[Your task] Exclude all pictures, then copy each of the records exactly as written.

**** Extracted records ****

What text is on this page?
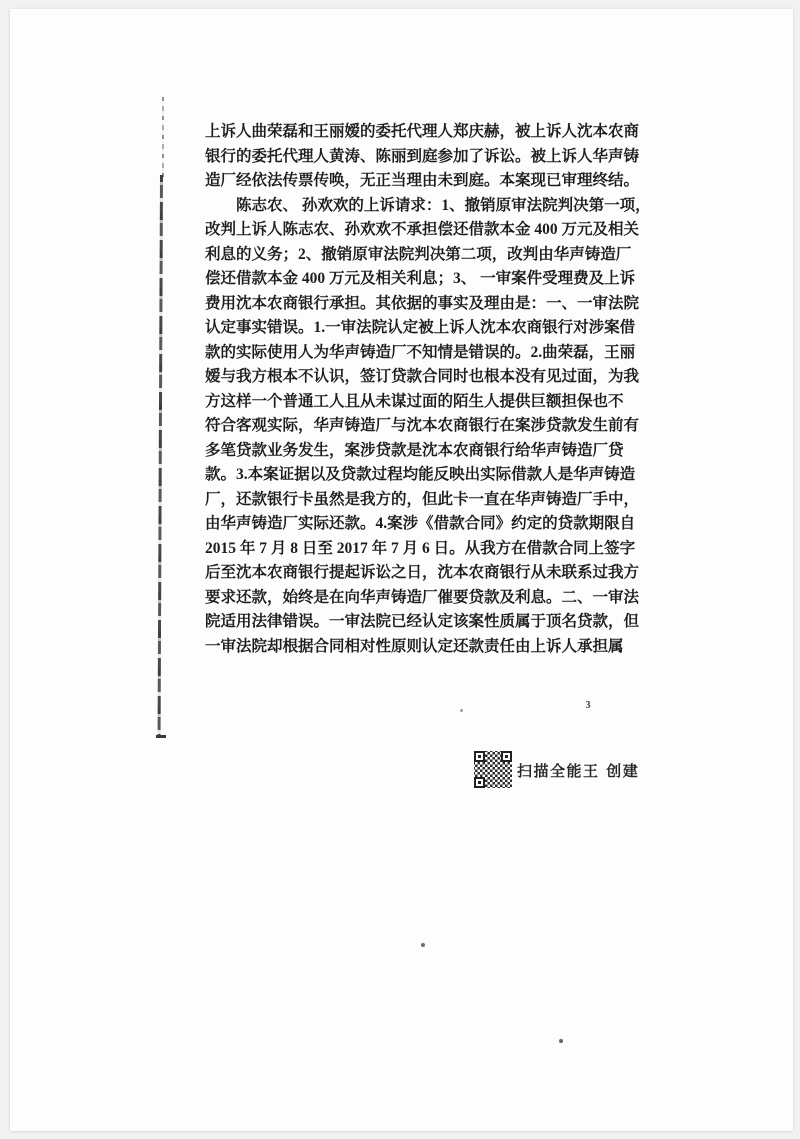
上诉人曲荣磊和王丽嫒的委托代理人郑庆赫，被上诉人沈本农商
银行的委托代理人黄涛、陈丽到庭参加了诉讼。被上诉人华声铸
造厂经依法传票传唤，无正当理由未到庭。本案现已审理终结。
　　陈志农、 孙欢欢的上诉请求：1、撤销原审法院判决第一项，
改判上诉人陈志农、孙欢欢不承担偿还借款本金 400 万元及相关
利息的义务；2、撤销原审法院判决第二项，改判由华声铸造厂
偿还借款本金 400 万元及相关利息；3、 一审案件受理费及上诉
费用沈本农商银行承担。其依据的事实及理由是：一、一审法院
认定事实错误。1.一审法院认定被上诉人沈本农商银行对涉案借
款的实际使用人为华声铸造厂不知情是错误的。2.曲荣磊，王丽
嫒与我方根本不认识，签订贷款合同时也根本没有见过面，为我
方这样一个普通工人且从未谋过面的陌生人提供巨额担保也不
符合客观实际，华声铸造厂与沈本农商银行在案涉贷款发生前有
多笔贷款业务发生，案涉贷款是沈本农商银行给华声铸造厂贷
款。3.本案证据以及贷款过程均能反映出实际借款人是华声铸造
厂，还款银行卡虽然是我方的，但此卡一直在华声铸造厂手中，
由华声铸造厂实际还款。4.案涉《借款合同》约定的贷款期限自
2015 年 7 月 8 日至 2017 年 7 月 6 日。从我方在借款合同上签字
后至沈本农商银行提起诉讼之日，沈本农商银行从未联系过我方
要求还款，始终是在向华声铸造厂催要贷款及利息。二、一审法
院适用法律错误。一审法院已经认定该案性质属于顶名贷款，但
一审法院却根据合同相对性原则认定还款责任由上诉人承担属
3
扫描全能王 创建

****

[Exercise solution]
What text is on this page?
上诉人曲荣磊和王丽嫒的委托代理人郑庆赫，被上诉人沈本农商
银行的委托代理人黄涛、陈丽到庭参加了诉讼。被上诉人华声铸
造厂经依法传票传唤，无正当理由未到庭。本案现已审理终结。
　　陈志农、 孙欢欢的上诉请求：1、撤销原审法院判决第一项，
改判上诉人陈志农、孙欢欢不承担偿还借款本金 400 万元及相关
利息的义务；2、撤销原审法院判决第二项，改判由华声铸造厂
偿还借款本金 400 万元及相关利息；3、 一审案件受理费及上诉
费用沈本农商银行承担。其依据的事实及理由是：一、一审法院
认定事实错误。1.一审法院认定被上诉人沈本农商银行对涉案借
款的实际使用人为华声铸造厂不知情是错误的。2.曲荣磊，王丽
嫒与我方根本不认识，签订贷款合同时也根本没有见过面，为我
方这样一个普通工人且从未谋过面的陌生人提供巨额担保也不
符合客观实际，华声铸造厂与沈本农商银行在案涉贷款发生前有
多笔贷款业务发生，案涉贷款是沈本农商银行给华声铸造厂贷
款。3.本案证据以及贷款过程均能反映出实际借款人是华声铸造
厂，还款银行卡虽然是我方的，但此卡一直在华声铸造厂手中，
由华声铸造厂实际还款。4.案涉《借款合同》约定的贷款期限自
2015 年 7 月 8 日至 2017 年 7 月 6 日。从我方在借款合同上签字
后至沈本农商银行提起诉讼之日，沈本农商银行从未联系过我方
要求还款，始终是在向华声铸造厂催要贷款及利息。二、一审法
院适用法律错误。一审法院已经认定该案性质属于顶名贷款，但
一审法院却根据合同相对性原则认定还款责任由上诉人承担属
3
扫描全能王 创建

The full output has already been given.